→ Requirement
Provide a single number: the count of lines containing the string "were".

Recorded data
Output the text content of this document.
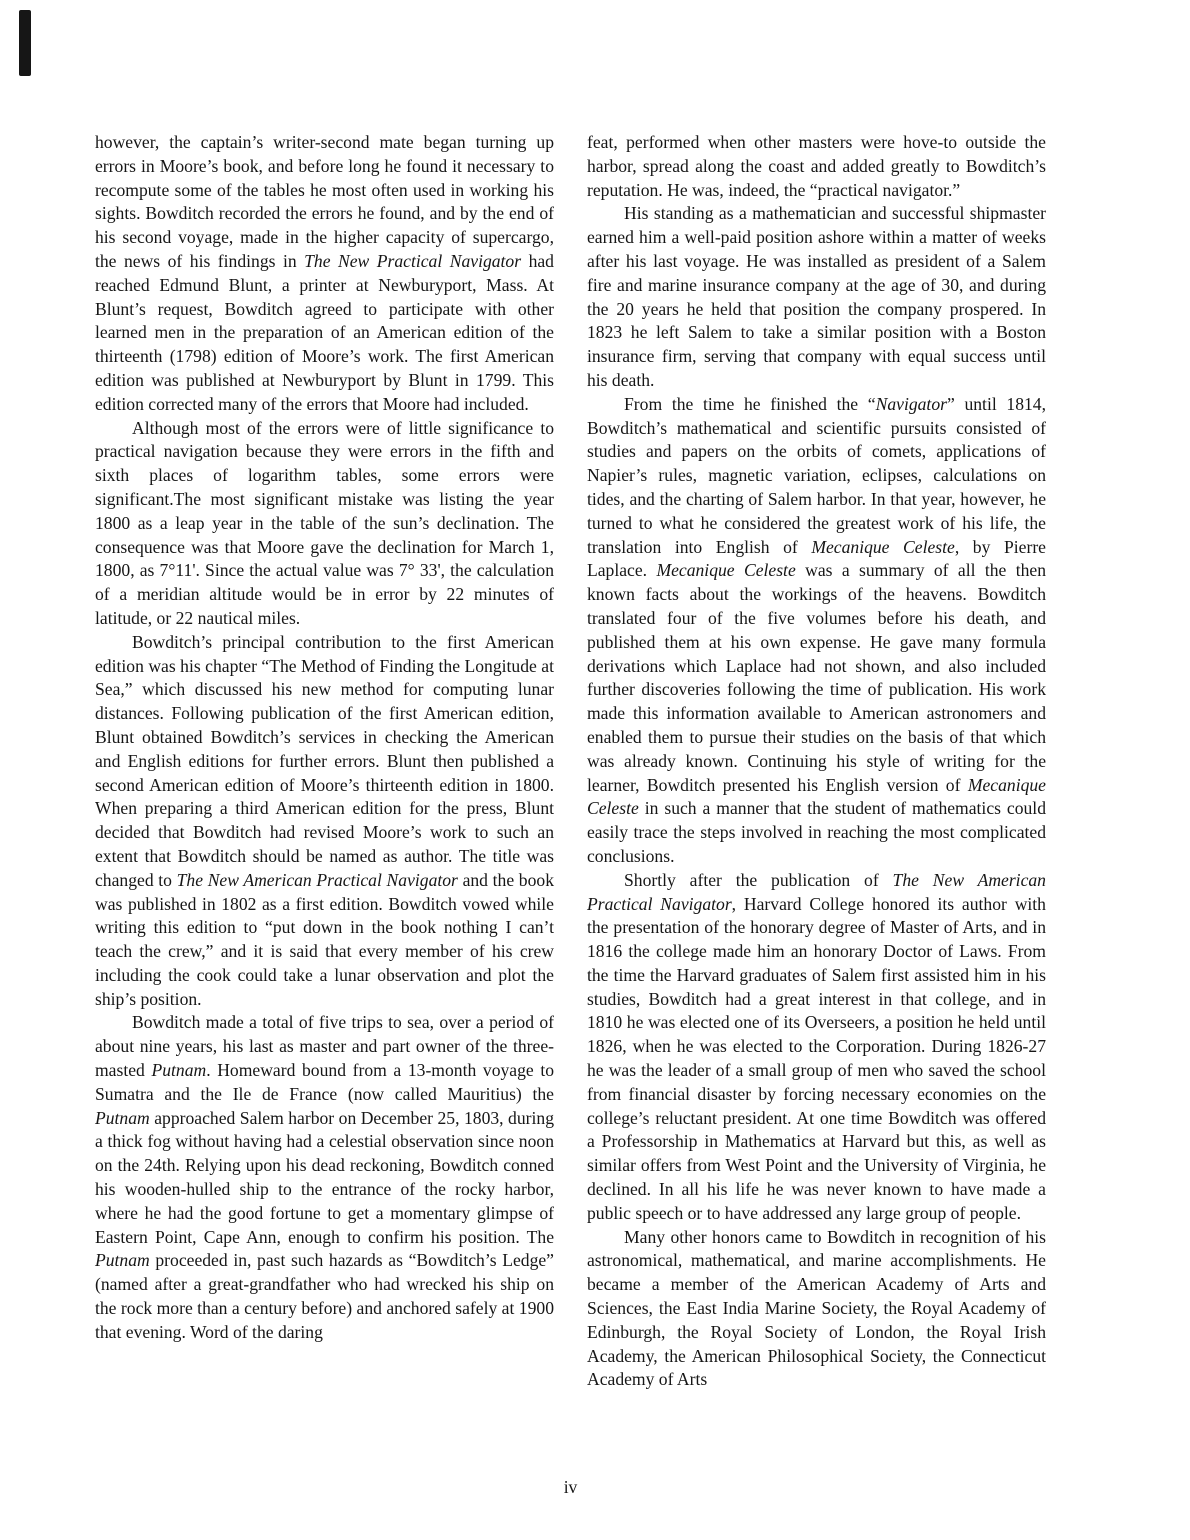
however, the captain’s writer-second mate began turning up errors in Moore’s book, and before long he found it necessary to recompute some of the tables he most often used in working his sights. Bowditch recorded the errors he found, and by the end of his second voyage, made in the higher capacity of supercargo, the news of his findings in The New Practical Navigator had reached Edmund Blunt, a printer at Newburyport, Mass. At Blunt’s request, Bowditch agreed to participate with other learned men in the preparation of an American edition of the thirteenth (1798) edition of Moore’s work. The first American edition was published at Newburyport by Blunt in 1799. This edition corrected many of the errors that Moore had included.

Although most of the errors were of little significance to practical navigation because they were errors in the fifth and sixth places of logarithm tables, some errors were significant.The most significant mistake was listing the year 1800 as a leap year in the table of the sun’s declination. The consequence was that Moore gave the declination for March 1, 1800, as 7°11'. Since the actual value was 7° 33', the calculation of a meridian altitude would be in error by 22 minutes of latitude, or 22 nautical miles.

Bowditch’s principal contribution to the first American edition was his chapter “The Method of Finding the Longitude at Sea,” which discussed his new method for computing lunar distances. Following publication of the first American edition, Blunt obtained Bowditch’s services in checking the American and English editions for further errors. Blunt then published a second American edition of Moore’s thirteenth edition in 1800. When preparing a third American edition for the press, Blunt decided that Bowditch had revised Moore’s work to such an extent that Bowditch should be named as author. The title was changed to The New American Practical Navigator and the book was published in 1802 as a first edition. Bowditch vowed while writing this edition to “put down in the book nothing I can’t teach the crew,” and it is said that every member of his crew including the cook could take a lunar observation and plot the ship’s position.

Bowditch made a total of five trips to sea, over a period of about nine years, his last as master and part owner of the three-masted Putnam. Homeward bound from a 13-month voyage to Sumatra and the Ile de France (now called Mauritius) the Putnam approached Salem harbor on December 25, 1803, during a thick fog without having had a celestial observation since noon on the 24th. Relying upon his dead reckoning, Bowditch conned his wooden-hulled ship to the entrance of the rocky harbor, where he had the good fortune to get a momentary glimpse of Eastern Point, Cape Ann, enough to confirm his position. The Putnam proceeded in, past such hazards as “Bowditch’s Ledge” (named after a great-grandfather who had wrecked his ship on the rock more than a century before) and anchored safely at 1900 that evening. Word of the daring

feat, performed when other masters were hove-to outside the harbor, spread along the coast and added greatly to Bowditch’s reputation. He was, indeed, the “practical navigator.”

His standing as a mathematician and successful shipmaster earned him a well-paid position ashore within a matter of weeks after his last voyage. He was installed as president of a Salem fire and marine insurance company at the age of 30, and during the 20 years he held that position the company prospered. In 1823 he left Salem to take a similar position with a Boston insurance firm, serving that company with equal success until his death.

From the time he finished the “Navigator” until 1814, Bowditch’s mathematical and scientific pursuits consisted of studies and papers on the orbits of comets, applications of Napier’s rules, magnetic variation, eclipses, calculations on tides, and the charting of Salem harbor. In that year, however, he turned to what he considered the greatest work of his life, the translation into English of Mecanique Celeste, by Pierre Laplace. Mecanique Celeste was a summary of all the then known facts about the workings of the heavens. Bowditch translated four of the five volumes before his death, and published them at his own expense. He gave many formula derivations which Laplace had not shown, and also included further discoveries following the time of publication. His work made this information available to American astronomers and enabled them to pursue their studies on the basis of that which was already known. Continuing his style of writing for the learner, Bowditch presented his English version of Mecanique Celeste in such a manner that the student of mathematics could easily trace the steps involved in reaching the most complicated conclusions.

Shortly after the publication of The New American Practical Navigator, Harvard College honored its author with the presentation of the honorary degree of Master of Arts, and in 1816 the college made him an honorary Doctor of Laws. From the time the Harvard graduates of Salem first assisted him in his studies, Bowditch had a great interest in that college, and in 1810 he was elected one of its Overseers, a position he held until 1826, when he was elected to the Corporation. During 1826-27 he was the leader of a small group of men who saved the school from financial disaster by forcing necessary economies on the college’s reluctant president. At one time Bowditch was offered a Professorship in Mathematics at Harvard but this, as well as similar offers from West Point and the University of Virginia, he declined. In all his life he was never known to have made a public speech or to have addressed any large group of people.

Many other honors came to Bowditch in recognition of his astronomical, mathematical, and marine accomplishments. He became a member of the American Academy of Arts and Sciences, the East India Marine Society, the Royal Academy of Edinburgh, the Royal Society of London, the Royal Irish Academy, the American Philosophical Society, the Connecticut Academy of Arts

iv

→ The reply
2